▸ **Exercise instructions**: In the material below, the lines containing the word "股份合作公司成立后" are required; copy each of them.
-- Begin Excerpted data --
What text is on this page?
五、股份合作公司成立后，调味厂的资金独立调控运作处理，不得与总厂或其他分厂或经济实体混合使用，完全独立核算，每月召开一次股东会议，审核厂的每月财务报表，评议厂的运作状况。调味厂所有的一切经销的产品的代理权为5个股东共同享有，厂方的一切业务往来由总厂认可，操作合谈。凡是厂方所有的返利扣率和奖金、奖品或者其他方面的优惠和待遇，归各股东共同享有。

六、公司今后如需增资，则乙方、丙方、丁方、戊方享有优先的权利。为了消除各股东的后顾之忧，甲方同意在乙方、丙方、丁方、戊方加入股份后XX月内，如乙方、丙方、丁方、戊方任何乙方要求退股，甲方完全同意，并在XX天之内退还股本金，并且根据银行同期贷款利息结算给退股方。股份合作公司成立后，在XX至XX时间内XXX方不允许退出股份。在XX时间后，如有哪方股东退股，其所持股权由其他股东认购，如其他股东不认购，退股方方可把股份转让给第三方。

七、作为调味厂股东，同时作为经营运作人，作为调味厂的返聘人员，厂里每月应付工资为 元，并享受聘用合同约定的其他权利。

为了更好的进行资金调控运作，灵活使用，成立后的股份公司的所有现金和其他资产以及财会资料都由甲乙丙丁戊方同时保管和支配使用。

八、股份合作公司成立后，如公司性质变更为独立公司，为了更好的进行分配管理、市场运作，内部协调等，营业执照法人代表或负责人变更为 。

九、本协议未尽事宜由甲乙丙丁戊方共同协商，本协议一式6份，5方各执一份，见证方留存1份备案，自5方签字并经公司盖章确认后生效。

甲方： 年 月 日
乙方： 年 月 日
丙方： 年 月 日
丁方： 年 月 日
-- End Excerpted data --
-- Begin Excerpted data --
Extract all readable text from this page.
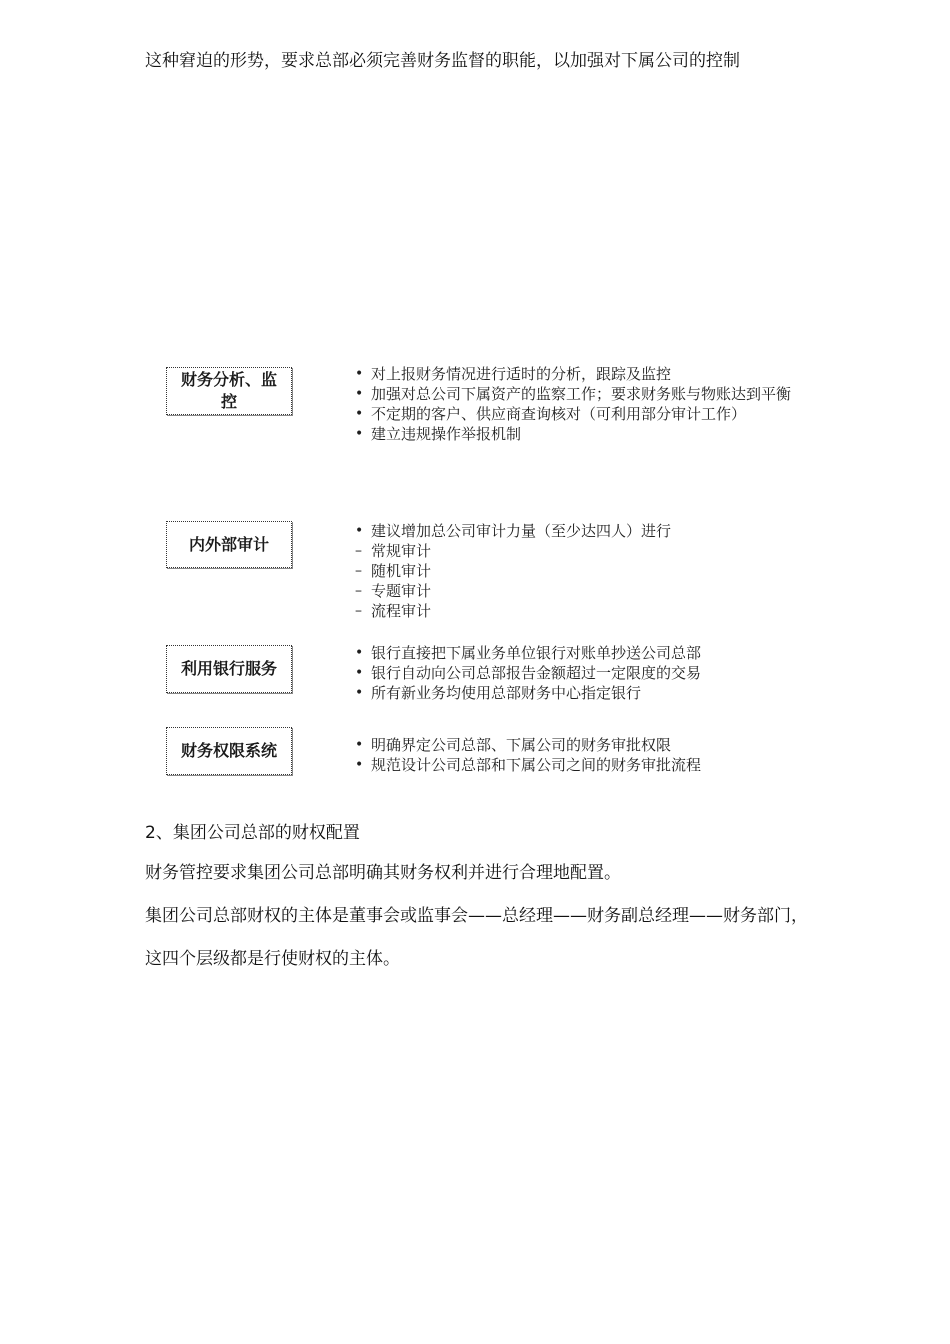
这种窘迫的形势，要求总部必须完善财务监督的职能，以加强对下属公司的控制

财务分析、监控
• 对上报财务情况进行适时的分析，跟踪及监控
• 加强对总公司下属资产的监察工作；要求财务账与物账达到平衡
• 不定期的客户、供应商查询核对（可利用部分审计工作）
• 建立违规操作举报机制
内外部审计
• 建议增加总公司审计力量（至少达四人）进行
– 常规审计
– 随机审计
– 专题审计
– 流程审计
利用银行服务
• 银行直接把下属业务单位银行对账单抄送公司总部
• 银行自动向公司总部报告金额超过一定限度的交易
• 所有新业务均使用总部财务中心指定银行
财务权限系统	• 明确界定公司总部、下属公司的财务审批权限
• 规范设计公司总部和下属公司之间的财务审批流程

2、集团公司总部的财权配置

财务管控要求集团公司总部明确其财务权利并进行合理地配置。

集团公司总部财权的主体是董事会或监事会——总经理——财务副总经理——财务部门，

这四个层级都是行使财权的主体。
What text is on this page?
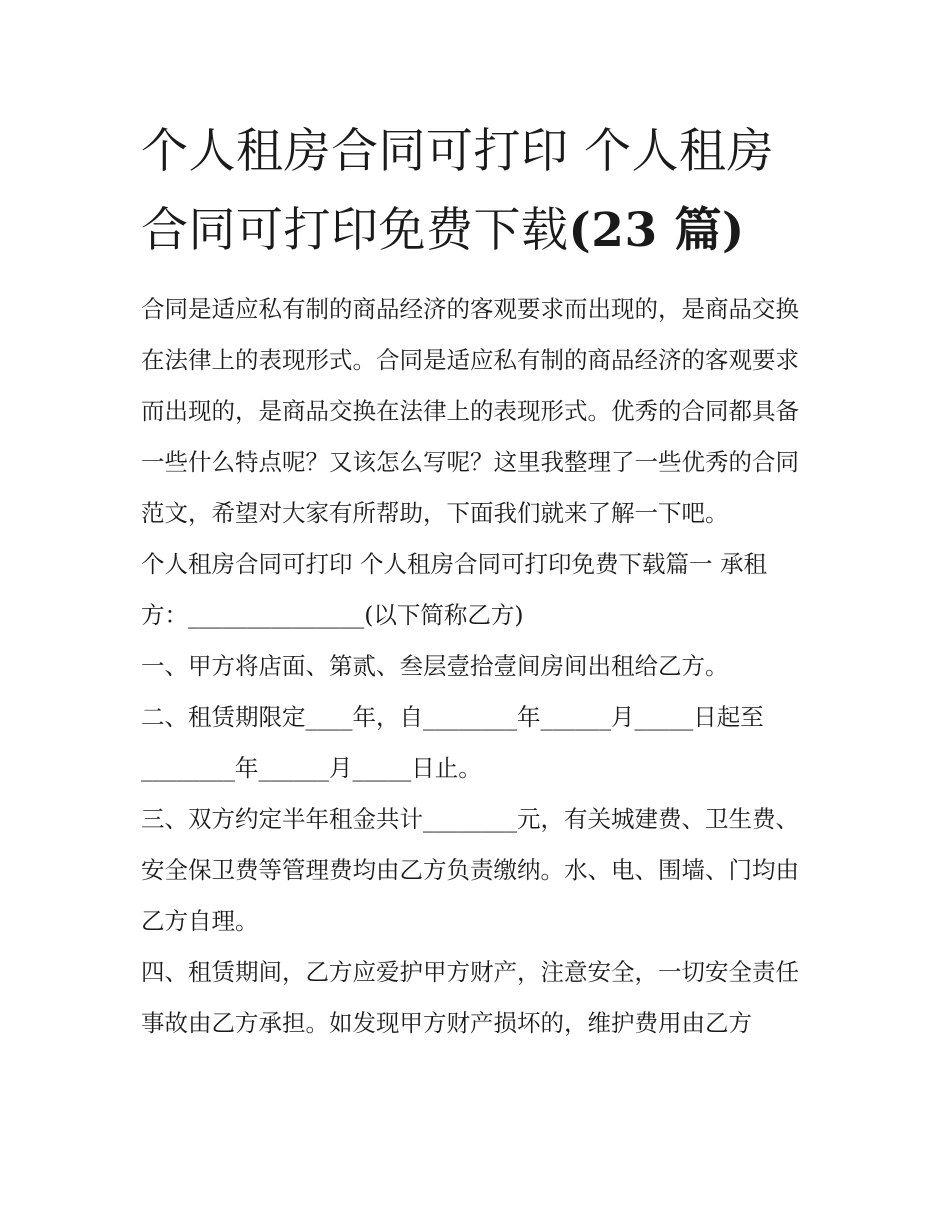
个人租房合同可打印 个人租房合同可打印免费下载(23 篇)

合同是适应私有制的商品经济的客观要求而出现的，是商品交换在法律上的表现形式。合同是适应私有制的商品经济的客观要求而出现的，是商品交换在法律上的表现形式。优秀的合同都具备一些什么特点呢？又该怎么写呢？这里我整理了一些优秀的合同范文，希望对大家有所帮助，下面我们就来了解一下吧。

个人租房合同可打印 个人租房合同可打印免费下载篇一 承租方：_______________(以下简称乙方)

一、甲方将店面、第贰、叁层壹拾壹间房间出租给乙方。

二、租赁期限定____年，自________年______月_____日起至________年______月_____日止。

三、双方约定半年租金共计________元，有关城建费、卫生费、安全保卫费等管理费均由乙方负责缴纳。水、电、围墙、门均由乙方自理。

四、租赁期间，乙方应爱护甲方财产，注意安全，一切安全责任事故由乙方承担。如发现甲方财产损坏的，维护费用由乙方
-- End Excerpted data --
▸ **Solution to the exercise**:
五、股份合作公司成立后，调味厂的资金独立调控运作处理，不得与总厂或其他分厂或经济实体混合使用，完全独立核算，每月召开一次股东会议，审核厂的每月财务报表，评议厂的运作状况。调味厂所有的一切经销的产品的代理权为5个股东共同享有，厂方的一切业务往来由总厂认可，操作合谈。凡是厂方所有的返利扣率和奖金、奖品或者其他方面的优惠和待遇，归各股东共同享有。
六、公司今后如需增资，则乙方、丙方、丁方、戊方享有优先的权利。为了消除各股东的后顾之忧，甲方同意在乙方、丙方、丁方、戊方加入股份后XX月内，如乙方、丙方、丁方、戊方任何乙方要求退股，甲方完全同意，并在XX天之内退还股本金，并且根据银行同期贷款利息结算给退股方。股份合作公司成立后，在XX至XX时间内XXX方不允许退出股份。在XX时间后，如有哪方股东退股，其所持股权由其他股东认购，如其他股东不认购，退股方方可把股份转让给第三方。
八、股份合作公司成立后，如公司性质变更为独立公司，为了更好的进行分配管理、市场运作，内部协调等，营业执照法人代表或负责人变更为 。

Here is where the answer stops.